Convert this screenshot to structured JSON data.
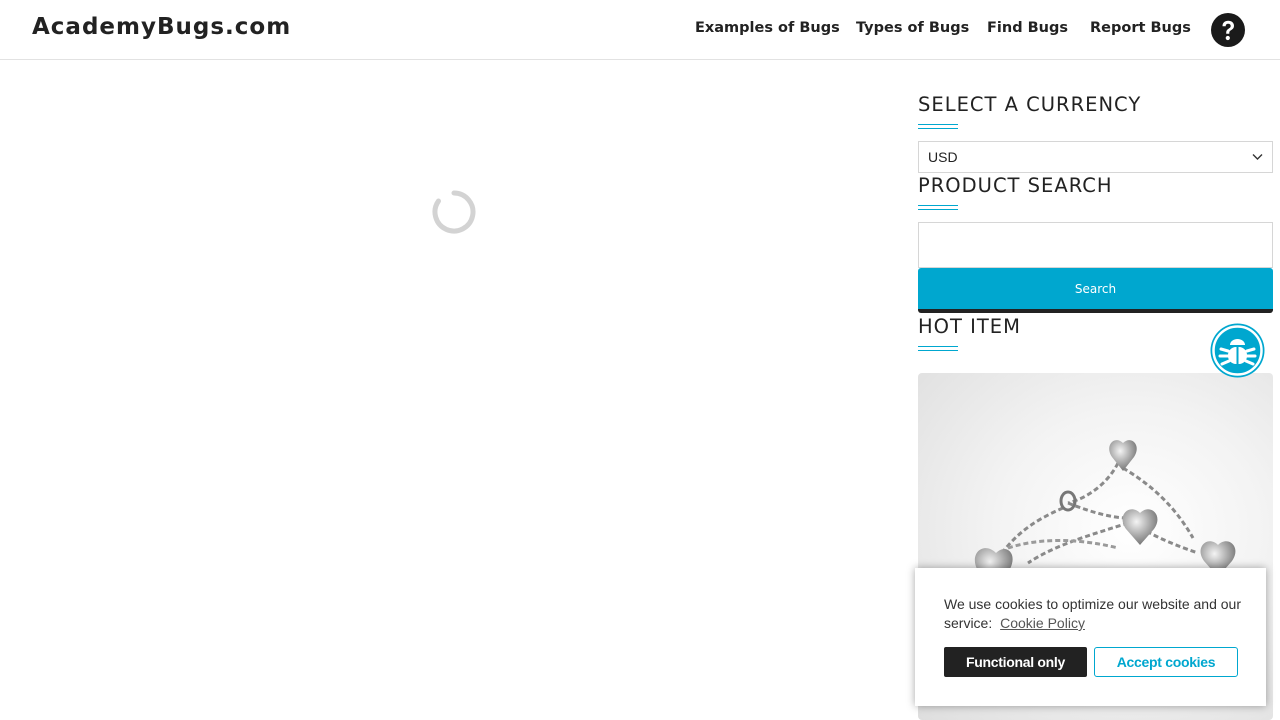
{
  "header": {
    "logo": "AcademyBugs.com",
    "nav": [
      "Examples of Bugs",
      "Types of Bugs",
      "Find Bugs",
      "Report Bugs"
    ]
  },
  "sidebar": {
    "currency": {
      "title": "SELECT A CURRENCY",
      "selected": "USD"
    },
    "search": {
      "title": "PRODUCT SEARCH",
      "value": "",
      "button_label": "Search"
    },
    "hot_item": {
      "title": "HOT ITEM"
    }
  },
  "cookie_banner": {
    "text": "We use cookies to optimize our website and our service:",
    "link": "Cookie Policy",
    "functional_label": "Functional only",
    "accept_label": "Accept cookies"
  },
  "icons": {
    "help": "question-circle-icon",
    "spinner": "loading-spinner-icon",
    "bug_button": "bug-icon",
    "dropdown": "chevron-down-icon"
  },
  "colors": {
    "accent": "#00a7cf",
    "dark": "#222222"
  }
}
--
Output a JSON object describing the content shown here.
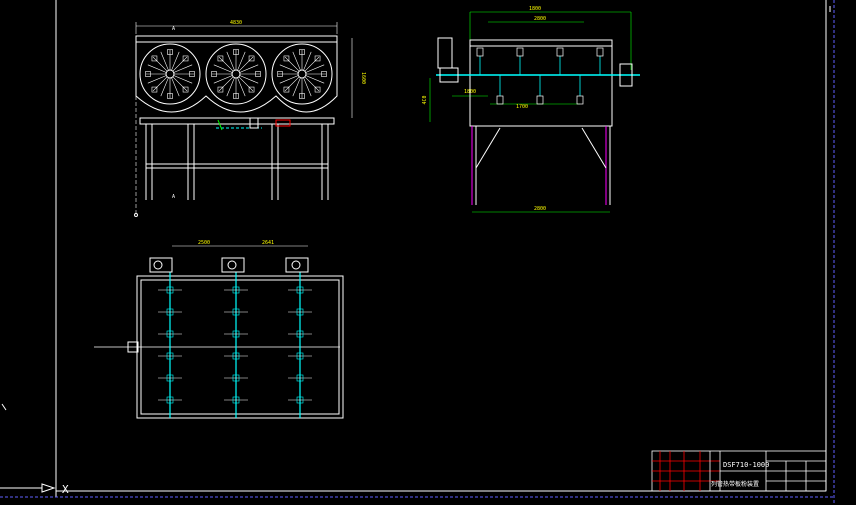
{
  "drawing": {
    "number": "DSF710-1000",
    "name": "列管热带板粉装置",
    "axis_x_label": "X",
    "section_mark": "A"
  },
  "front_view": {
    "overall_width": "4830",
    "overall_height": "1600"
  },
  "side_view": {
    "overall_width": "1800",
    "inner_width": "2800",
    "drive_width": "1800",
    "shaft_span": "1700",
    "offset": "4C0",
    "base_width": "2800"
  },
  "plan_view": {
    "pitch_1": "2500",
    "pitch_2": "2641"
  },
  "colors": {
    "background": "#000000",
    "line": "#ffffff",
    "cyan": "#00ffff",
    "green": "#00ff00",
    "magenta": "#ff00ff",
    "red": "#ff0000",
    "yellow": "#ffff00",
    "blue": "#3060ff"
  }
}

# Problem statement
Filter lines by "title" and return each hit.

# Task answer
      "title": "SELECT A CURRENCY",
      "title": "PRODUCT SEARCH",
      "title": "HOT ITEM"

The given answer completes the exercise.